Exercise task: Your answer should be only a number: how many lines include the word "left".

Records for the exercise:

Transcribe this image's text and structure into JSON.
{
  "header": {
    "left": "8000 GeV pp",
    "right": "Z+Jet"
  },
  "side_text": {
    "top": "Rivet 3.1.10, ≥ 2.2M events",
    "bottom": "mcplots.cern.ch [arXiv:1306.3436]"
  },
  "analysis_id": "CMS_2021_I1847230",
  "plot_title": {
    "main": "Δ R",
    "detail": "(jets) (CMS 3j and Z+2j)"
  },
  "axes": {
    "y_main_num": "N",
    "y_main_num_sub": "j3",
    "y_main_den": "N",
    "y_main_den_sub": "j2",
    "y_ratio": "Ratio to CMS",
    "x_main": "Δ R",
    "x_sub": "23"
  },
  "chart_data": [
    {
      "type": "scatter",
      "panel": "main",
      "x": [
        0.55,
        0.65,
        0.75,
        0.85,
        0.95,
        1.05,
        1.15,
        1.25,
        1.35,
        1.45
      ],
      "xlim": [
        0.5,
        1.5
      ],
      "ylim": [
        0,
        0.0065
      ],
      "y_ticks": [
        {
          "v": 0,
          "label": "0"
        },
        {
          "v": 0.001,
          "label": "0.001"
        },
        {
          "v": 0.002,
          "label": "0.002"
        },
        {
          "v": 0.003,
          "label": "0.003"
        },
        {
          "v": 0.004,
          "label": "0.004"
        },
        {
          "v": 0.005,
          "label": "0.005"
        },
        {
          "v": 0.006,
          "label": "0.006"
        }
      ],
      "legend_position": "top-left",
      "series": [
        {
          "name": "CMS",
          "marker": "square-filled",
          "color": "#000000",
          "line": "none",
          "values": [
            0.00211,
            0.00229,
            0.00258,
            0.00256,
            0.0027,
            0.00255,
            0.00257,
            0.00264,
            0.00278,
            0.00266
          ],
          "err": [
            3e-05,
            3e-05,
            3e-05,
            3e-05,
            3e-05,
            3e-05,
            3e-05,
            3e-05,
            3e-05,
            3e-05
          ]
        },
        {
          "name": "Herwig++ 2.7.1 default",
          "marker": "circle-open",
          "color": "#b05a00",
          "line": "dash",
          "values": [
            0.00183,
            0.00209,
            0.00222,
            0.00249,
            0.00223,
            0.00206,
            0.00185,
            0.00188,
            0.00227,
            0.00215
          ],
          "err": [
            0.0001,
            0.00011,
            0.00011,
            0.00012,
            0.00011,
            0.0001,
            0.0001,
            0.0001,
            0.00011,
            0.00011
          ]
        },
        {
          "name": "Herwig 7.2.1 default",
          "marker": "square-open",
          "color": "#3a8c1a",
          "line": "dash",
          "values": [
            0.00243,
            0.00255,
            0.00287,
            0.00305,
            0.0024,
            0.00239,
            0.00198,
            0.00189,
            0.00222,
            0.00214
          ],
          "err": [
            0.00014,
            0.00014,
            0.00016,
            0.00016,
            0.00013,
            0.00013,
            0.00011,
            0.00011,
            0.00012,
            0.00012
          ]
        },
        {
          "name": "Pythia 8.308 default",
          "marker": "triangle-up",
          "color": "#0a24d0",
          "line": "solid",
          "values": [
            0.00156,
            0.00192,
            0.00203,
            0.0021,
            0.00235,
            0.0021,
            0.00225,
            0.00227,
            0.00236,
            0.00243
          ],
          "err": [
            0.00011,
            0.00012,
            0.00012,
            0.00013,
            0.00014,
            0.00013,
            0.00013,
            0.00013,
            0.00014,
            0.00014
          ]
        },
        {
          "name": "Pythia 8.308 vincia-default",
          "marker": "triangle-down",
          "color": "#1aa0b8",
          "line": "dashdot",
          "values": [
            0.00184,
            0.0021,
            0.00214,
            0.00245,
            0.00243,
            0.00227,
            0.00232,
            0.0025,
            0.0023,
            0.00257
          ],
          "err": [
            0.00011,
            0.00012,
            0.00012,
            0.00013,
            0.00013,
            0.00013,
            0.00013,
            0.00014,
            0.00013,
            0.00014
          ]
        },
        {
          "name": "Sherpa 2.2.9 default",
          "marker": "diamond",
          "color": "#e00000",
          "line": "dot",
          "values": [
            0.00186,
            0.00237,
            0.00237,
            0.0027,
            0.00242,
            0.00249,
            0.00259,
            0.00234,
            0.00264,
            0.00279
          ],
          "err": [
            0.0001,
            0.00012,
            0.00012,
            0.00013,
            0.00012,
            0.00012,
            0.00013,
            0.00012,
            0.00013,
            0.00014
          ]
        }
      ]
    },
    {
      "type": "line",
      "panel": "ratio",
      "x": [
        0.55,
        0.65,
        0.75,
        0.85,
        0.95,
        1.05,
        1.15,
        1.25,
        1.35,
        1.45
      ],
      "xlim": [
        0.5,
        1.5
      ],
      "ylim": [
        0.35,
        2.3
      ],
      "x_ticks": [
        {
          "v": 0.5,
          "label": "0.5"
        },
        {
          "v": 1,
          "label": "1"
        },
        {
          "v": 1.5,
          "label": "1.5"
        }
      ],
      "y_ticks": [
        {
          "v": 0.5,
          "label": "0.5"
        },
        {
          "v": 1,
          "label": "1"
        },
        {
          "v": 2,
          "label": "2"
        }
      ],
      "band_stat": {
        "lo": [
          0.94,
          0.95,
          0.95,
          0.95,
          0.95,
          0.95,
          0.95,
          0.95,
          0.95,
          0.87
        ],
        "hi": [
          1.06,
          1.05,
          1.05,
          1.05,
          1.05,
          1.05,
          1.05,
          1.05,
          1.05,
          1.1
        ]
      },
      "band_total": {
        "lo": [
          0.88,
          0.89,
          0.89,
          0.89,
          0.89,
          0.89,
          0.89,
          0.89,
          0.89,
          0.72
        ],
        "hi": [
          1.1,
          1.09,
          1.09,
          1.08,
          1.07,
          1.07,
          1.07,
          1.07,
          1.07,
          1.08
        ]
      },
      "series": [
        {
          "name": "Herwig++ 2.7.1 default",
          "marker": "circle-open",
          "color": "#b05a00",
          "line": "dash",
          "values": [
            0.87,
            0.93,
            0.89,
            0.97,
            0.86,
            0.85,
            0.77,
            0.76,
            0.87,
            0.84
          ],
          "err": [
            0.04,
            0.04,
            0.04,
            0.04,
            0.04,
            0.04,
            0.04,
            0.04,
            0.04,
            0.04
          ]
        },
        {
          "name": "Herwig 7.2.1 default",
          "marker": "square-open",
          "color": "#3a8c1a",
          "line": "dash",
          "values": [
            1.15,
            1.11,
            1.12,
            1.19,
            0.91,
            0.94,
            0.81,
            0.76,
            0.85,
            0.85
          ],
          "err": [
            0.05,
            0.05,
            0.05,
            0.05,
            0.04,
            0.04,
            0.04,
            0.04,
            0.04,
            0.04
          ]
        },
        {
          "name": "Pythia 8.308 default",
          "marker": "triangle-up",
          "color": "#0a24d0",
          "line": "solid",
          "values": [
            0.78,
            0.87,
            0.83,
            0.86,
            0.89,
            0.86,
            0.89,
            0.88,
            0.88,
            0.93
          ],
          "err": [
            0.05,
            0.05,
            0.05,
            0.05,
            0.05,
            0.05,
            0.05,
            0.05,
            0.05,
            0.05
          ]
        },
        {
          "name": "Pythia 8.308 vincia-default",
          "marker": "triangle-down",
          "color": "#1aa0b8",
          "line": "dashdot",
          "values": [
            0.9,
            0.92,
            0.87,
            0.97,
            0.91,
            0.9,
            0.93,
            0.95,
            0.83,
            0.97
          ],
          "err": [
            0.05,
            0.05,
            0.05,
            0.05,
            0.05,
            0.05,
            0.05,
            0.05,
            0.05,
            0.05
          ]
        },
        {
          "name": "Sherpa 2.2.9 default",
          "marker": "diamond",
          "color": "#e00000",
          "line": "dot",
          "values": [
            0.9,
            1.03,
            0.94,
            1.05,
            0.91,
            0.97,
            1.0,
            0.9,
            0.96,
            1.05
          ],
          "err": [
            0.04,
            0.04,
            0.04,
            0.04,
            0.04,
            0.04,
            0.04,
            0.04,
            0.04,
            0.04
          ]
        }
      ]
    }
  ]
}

Answer below: 2